Scan the data. Collect each line that contains the word "year".

Material provided:
########

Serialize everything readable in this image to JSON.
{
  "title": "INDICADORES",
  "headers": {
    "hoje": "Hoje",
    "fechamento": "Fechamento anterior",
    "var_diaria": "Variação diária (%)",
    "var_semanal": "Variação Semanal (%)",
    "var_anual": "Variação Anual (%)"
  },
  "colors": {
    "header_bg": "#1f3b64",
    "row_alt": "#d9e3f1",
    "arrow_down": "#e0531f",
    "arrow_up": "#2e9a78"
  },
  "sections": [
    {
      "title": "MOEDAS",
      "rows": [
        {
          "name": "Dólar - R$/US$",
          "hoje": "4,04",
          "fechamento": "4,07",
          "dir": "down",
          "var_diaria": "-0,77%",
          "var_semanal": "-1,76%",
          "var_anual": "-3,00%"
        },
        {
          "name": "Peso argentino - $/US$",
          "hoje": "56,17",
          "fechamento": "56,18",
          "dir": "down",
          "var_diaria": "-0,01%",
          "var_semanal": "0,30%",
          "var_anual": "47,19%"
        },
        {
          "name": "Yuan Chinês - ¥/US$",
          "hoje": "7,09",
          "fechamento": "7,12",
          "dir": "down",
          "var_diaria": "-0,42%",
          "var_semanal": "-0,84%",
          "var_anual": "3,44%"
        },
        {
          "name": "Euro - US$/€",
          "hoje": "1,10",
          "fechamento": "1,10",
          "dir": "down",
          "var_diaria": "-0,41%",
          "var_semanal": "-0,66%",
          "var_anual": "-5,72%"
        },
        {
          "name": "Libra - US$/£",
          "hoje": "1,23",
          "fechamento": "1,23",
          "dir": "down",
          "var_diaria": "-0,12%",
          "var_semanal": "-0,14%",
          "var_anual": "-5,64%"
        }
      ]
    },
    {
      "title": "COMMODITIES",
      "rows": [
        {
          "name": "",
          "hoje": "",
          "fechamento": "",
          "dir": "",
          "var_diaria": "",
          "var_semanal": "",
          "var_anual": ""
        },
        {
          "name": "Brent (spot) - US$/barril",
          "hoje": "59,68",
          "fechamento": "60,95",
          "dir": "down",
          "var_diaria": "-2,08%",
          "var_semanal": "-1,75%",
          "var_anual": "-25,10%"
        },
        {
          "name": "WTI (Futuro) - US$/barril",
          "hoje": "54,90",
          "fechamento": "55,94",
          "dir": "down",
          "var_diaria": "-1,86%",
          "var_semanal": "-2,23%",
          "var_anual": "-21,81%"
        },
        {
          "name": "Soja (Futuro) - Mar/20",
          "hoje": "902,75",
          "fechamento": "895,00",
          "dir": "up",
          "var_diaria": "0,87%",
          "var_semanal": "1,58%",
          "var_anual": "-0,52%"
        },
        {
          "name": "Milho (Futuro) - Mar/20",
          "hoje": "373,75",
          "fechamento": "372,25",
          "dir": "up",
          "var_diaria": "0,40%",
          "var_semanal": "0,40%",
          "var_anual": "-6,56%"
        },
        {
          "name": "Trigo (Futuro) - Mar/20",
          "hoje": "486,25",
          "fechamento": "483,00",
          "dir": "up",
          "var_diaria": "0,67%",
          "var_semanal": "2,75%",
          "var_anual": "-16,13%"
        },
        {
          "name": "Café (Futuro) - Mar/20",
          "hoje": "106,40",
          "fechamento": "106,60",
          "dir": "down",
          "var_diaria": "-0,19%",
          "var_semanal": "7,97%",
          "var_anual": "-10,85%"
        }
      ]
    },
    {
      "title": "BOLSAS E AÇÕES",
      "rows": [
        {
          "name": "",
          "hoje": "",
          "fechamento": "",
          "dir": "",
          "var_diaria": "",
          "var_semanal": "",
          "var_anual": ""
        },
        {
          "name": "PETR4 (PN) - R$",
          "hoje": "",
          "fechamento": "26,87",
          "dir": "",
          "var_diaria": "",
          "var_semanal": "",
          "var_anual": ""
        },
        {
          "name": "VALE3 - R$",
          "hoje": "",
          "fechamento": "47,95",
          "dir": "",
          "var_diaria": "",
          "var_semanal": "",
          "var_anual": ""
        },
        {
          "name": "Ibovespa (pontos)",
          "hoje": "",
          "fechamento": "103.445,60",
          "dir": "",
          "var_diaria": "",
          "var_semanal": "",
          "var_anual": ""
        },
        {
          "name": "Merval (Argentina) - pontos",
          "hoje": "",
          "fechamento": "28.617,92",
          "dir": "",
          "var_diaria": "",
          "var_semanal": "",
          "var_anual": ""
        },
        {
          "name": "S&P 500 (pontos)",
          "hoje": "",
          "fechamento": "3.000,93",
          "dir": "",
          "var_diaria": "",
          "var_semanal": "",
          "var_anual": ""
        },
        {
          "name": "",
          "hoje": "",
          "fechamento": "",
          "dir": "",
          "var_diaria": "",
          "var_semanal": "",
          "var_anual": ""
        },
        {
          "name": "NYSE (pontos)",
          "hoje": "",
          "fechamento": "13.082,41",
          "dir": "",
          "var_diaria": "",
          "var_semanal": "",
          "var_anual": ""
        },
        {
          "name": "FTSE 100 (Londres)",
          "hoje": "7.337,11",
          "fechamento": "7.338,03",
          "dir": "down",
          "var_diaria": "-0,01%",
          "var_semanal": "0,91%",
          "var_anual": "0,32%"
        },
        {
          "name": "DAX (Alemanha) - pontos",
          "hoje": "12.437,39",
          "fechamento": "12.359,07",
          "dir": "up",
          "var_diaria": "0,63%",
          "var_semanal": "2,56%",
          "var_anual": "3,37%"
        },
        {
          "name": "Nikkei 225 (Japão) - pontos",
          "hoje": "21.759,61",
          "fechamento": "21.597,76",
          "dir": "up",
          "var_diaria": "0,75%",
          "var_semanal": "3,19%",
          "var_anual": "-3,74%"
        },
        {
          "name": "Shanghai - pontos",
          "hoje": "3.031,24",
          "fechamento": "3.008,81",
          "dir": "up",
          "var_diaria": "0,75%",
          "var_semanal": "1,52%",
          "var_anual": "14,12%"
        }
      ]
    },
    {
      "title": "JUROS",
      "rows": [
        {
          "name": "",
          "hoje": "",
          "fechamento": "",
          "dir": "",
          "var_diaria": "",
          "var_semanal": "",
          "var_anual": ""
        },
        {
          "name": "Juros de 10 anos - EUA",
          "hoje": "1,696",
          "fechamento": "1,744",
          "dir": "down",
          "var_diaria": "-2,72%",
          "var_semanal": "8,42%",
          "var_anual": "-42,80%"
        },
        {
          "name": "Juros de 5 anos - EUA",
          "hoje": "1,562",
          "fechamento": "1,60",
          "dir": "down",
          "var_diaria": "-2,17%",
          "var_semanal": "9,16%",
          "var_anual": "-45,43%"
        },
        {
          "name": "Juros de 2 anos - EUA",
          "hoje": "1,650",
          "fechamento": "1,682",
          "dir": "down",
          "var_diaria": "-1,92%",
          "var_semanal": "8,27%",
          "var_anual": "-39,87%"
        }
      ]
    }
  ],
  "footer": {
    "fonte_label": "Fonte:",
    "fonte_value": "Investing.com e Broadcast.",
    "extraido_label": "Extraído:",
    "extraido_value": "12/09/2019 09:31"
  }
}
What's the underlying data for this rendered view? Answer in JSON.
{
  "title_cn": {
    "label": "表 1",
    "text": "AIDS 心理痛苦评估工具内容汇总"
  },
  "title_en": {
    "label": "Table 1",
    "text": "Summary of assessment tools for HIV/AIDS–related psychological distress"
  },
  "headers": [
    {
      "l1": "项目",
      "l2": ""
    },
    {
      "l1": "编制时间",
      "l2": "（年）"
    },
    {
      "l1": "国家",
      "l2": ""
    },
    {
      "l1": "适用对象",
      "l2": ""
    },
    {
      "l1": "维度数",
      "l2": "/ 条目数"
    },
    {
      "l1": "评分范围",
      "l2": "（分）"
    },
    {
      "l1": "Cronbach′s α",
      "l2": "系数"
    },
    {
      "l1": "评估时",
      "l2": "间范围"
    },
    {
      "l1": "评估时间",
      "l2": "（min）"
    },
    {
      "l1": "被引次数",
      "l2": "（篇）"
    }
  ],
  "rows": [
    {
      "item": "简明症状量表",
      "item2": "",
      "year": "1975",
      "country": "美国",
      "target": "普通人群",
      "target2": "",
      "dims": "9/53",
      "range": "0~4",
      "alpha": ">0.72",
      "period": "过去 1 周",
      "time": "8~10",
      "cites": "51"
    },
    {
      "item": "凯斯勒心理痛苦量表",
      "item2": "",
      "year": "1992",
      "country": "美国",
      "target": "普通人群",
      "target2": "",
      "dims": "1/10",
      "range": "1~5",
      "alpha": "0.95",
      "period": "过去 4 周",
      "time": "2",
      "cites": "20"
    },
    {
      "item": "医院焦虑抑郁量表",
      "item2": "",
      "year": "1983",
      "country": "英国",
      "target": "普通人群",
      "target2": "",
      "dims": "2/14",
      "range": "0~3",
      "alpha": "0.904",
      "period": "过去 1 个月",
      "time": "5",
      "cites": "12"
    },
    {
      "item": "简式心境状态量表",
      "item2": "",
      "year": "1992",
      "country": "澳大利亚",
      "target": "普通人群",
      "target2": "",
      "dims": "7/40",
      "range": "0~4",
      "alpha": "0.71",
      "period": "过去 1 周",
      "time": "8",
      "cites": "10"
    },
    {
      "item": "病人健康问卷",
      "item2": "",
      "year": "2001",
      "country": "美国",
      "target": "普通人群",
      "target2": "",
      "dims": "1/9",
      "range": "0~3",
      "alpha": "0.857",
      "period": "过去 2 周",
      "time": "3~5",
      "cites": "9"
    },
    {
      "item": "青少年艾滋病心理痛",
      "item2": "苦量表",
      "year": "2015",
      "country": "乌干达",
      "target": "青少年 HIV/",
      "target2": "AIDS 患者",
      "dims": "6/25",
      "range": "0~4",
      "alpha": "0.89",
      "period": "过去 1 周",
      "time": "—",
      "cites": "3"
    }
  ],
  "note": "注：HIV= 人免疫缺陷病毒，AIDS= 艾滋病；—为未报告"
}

########

Completed task:
      "year": "1975",
      "year": "1992",
      "year": "1983",
      "year": "1992",
      "year": "2001",
      "year": "2015",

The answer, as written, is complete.